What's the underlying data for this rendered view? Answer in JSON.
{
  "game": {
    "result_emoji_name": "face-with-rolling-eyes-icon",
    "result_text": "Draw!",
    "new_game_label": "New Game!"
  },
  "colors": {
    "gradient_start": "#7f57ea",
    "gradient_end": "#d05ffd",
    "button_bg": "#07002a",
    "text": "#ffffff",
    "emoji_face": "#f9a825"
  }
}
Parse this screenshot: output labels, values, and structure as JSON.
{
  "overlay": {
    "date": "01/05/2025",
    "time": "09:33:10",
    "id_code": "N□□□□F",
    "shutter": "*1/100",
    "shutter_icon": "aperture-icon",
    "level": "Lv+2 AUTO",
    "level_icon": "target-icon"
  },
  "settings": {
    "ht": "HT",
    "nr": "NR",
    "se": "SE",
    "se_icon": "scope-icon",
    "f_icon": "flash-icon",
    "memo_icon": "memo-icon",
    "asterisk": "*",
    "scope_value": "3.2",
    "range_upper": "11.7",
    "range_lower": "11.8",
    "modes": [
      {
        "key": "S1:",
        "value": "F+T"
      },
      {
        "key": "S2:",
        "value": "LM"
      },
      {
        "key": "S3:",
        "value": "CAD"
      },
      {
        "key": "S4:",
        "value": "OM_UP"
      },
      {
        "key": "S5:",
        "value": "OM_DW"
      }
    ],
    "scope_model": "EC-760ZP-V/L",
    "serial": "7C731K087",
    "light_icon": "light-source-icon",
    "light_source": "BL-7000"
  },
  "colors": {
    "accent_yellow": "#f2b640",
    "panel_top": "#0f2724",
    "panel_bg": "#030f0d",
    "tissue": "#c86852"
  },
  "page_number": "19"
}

= = =

**EXERCISE DESCRIPTION**
Go through the records above and set each one down exactly, please.

**ANSWER TO THIS EXERCISE**
What's the underlying data for this rendered view? Answer in JSON.
{
  "game": {
    "result_emoji_name": "face-with-rolling-eyes-icon",
    "result_text": "Draw!",
    "new_game_label": "New Game!"
  },
  "colors": {
    "gradient_start": "#7f57ea",
    "gradient_end": "#d05ffd",
    "button_bg": "#07002a",
    "text": "#ffffff",
    "emoji_face": "#f9a825"
  }
}
Parse this screenshot: output labels, values, and structure as JSON.
{
  "overlay": {
    "date": "01/05/2025",
    "time": "09:33:10",
    "id_code": "N□□□□F",
    "shutter": "*1/100",
    "shutter_icon": "aperture-icon",
    "level": "Lv+2 AUTO",
    "level_icon": "target-icon"
  },
  "settings": {
    "ht": "HT",
    "nr": "NR",
    "se": "SE",
    "se_icon": "scope-icon",
    "f_icon": "flash-icon",
    "memo_icon": "memo-icon",
    "asterisk": "*",
    "scope_value": "3.2",
    "range_upper": "11.7",
    "range_lower": "11.8",
    "modes": [
      {
        "key": "S1:",
        "value": "F+T"
      },
      {
        "key": "S2:",
        "value": "LM"
      },
      {
        "key": "S3:",
        "value": "CAD"
      },
      {
        "key": "S4:",
        "value": "OM_UP"
      },
      {
        "key": "S5:",
        "value": "OM_DW"
      }
    ],
    "scope_model": "EC-760ZP-V/L",
    "serial": "7C731K087",
    "light_icon": "light-source-icon",
    "light_source": "BL-7000"
  },
  "colors": {
    "accent_yellow": "#f2b640",
    "panel_top": "#0f2724",
    "panel_bg": "#030f0d",
    "tissue": "#c86852"
  },
  "page_number": "19"
}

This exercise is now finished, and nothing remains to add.